Exercise goal -
In the entries below, find the line containing "Convert this screenshot". Copy it and all lines after it, exactly, through the end.
*** Provided material
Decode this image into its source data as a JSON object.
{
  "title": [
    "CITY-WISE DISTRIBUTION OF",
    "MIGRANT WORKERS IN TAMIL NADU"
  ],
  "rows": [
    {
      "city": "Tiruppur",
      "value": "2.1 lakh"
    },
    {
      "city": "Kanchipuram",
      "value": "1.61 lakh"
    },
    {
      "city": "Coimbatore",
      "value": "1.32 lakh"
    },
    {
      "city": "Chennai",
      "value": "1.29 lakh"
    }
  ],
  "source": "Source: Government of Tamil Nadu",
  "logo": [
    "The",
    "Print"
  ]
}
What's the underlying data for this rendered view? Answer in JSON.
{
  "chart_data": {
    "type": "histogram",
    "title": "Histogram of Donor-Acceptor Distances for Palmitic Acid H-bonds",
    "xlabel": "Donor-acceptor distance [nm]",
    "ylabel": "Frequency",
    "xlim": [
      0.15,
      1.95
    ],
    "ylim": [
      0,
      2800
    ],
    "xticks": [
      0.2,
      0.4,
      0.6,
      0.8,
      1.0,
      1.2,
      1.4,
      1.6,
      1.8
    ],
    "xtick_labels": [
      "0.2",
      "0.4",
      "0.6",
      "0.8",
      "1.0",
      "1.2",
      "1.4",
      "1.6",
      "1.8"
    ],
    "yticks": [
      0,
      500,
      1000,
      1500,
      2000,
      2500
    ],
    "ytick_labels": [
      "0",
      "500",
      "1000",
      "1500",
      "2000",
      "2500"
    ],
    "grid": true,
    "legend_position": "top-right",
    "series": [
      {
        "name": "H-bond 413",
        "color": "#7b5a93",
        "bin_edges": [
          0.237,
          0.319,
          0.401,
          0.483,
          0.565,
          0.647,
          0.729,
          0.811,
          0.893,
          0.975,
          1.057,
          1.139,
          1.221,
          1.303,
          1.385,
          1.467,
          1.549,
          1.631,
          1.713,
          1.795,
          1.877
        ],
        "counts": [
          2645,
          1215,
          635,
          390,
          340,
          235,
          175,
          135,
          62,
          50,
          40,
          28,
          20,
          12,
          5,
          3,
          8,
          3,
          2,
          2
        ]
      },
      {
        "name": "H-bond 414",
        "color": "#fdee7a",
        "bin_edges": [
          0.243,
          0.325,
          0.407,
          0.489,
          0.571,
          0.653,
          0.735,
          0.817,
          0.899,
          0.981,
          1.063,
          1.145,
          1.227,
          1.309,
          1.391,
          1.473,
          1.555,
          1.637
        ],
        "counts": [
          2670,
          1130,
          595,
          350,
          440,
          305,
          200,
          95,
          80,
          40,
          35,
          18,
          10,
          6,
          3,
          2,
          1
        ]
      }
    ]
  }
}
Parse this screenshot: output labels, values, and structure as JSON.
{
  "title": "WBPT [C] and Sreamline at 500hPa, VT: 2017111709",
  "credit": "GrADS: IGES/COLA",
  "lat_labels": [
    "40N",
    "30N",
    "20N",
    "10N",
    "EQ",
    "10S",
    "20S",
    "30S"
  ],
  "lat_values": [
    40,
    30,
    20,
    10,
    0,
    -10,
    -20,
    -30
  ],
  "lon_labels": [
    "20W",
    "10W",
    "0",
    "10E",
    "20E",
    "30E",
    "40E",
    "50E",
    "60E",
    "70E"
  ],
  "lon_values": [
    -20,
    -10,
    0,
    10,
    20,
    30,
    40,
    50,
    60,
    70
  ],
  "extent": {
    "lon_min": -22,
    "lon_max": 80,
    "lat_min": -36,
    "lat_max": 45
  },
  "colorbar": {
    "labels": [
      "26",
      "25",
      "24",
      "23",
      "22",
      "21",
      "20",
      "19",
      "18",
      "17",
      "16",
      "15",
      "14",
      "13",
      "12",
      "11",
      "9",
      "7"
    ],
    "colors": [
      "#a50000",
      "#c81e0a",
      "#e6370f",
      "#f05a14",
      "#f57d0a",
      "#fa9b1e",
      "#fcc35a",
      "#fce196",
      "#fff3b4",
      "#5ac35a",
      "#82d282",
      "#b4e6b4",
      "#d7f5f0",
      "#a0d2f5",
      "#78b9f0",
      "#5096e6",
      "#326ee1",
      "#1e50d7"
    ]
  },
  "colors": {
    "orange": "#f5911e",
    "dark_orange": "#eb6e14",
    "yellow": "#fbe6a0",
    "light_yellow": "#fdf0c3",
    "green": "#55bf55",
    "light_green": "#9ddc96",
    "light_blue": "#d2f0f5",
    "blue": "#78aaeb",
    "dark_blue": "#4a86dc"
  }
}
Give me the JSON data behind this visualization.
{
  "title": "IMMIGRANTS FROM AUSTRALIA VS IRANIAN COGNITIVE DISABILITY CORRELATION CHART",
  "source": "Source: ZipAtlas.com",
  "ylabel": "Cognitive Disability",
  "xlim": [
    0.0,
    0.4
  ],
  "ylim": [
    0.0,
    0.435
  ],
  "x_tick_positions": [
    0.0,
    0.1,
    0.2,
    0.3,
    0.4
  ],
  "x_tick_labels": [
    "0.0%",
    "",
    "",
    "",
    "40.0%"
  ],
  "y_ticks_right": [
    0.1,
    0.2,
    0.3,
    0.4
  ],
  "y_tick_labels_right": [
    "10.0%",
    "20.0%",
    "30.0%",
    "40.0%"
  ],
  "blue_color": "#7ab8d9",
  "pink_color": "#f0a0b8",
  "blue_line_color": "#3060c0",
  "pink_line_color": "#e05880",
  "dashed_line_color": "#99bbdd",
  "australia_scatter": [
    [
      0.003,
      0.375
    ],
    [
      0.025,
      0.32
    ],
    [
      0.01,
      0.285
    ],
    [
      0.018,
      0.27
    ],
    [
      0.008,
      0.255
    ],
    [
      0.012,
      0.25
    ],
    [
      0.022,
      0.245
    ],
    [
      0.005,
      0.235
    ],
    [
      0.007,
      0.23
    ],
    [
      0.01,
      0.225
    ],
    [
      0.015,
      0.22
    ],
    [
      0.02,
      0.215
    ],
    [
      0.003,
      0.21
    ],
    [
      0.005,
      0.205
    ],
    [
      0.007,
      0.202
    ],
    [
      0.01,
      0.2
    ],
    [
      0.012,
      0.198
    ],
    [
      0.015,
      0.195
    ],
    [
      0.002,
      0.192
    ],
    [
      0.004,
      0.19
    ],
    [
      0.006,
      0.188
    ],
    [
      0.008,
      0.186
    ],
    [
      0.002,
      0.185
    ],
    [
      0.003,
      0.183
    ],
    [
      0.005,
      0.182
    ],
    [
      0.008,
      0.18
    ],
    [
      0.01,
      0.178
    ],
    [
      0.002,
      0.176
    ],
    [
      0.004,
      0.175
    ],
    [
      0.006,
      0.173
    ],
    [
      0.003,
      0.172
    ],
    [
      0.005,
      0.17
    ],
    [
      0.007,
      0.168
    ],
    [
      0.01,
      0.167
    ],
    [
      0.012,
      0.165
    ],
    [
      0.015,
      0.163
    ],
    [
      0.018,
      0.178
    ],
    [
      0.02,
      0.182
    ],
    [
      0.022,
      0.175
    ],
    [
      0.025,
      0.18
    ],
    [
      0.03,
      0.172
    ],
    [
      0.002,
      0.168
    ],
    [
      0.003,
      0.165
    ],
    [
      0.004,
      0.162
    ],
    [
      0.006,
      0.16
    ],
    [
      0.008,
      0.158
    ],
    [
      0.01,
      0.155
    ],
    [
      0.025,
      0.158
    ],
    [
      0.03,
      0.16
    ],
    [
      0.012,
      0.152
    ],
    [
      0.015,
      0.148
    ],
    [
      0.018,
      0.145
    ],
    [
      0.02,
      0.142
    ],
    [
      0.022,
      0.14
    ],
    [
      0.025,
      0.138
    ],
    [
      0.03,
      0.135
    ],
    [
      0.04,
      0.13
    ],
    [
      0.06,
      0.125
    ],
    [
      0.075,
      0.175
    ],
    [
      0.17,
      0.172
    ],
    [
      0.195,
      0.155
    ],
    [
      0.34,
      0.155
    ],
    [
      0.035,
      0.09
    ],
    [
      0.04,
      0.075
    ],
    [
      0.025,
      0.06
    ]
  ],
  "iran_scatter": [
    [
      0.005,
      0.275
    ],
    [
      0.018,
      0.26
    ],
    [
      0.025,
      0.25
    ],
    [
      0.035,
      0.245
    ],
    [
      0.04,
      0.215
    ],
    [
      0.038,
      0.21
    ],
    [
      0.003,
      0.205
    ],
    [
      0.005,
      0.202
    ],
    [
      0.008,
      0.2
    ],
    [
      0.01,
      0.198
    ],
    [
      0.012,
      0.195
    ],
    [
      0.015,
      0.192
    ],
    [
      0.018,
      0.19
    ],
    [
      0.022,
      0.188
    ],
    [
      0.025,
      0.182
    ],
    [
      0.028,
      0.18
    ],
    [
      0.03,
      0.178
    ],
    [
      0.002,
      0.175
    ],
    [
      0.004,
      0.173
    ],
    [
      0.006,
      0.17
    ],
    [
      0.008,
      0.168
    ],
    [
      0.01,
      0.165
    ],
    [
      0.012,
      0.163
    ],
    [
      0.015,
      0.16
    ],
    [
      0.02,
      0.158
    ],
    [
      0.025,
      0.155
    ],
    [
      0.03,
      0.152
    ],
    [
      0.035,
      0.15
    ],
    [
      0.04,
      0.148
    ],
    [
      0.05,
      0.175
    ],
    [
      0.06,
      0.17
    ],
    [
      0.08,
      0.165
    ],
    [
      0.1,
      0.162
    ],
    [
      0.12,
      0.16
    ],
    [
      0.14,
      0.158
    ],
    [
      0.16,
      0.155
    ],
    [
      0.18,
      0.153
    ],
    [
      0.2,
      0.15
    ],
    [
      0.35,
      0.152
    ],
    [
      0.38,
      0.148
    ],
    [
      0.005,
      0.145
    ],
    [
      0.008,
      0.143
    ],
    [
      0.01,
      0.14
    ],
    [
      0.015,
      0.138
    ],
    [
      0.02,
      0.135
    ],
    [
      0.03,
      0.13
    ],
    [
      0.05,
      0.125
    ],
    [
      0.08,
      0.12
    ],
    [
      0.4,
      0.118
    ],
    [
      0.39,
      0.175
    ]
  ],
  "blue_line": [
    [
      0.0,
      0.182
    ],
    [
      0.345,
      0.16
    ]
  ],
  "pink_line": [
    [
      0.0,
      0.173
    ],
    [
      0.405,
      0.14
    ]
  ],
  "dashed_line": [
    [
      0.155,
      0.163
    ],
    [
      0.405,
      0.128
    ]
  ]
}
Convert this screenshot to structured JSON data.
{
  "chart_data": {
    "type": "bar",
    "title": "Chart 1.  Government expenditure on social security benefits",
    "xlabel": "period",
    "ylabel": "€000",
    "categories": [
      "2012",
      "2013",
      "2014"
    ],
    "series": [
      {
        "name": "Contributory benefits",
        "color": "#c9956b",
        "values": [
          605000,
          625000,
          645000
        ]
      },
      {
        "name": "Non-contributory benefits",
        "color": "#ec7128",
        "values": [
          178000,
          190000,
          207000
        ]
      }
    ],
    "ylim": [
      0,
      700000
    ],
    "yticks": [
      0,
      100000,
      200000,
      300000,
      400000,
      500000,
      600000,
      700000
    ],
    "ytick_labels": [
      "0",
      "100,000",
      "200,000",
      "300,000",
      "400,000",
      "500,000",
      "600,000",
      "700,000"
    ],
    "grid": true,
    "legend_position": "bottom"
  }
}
******
Task answer -
Convert this screenshot to structured JSON data.
{
  "chart_data": {
    "type": "bar",
    "title": "Chart 1.  Government expenditure on social security benefits",
    "xlabel": "period",
    "ylabel": "€000",
    "categories": [
      "2012",
      "2013",
      "2014"
    ],
    "series": [
      {
        "name": "Contributory benefits",
        "color": "#c9956b",
        "values": [
          605000,
          625000,
          645000
        ]
      },
      {
        "name": "Non-contributory benefits",
        "color": "#ec7128",
        "values": [
          178000,
          190000,
          207000
        ]
      }
    ],
    "ylim": [
      0,
      700000
    ],
    "yticks": [
      0,
      100000,
      200000,
      300000,
      400000,
      500000,
      600000,
      700000
    ],
    "ytick_labels": [
      "0",
      "100,000",
      "200,000",
      "300,000",
      "400,000",
      "500,000",
      "600,000",
      "700,000"
    ],
    "grid": true,
    "legend_position": "bottom"
  }
}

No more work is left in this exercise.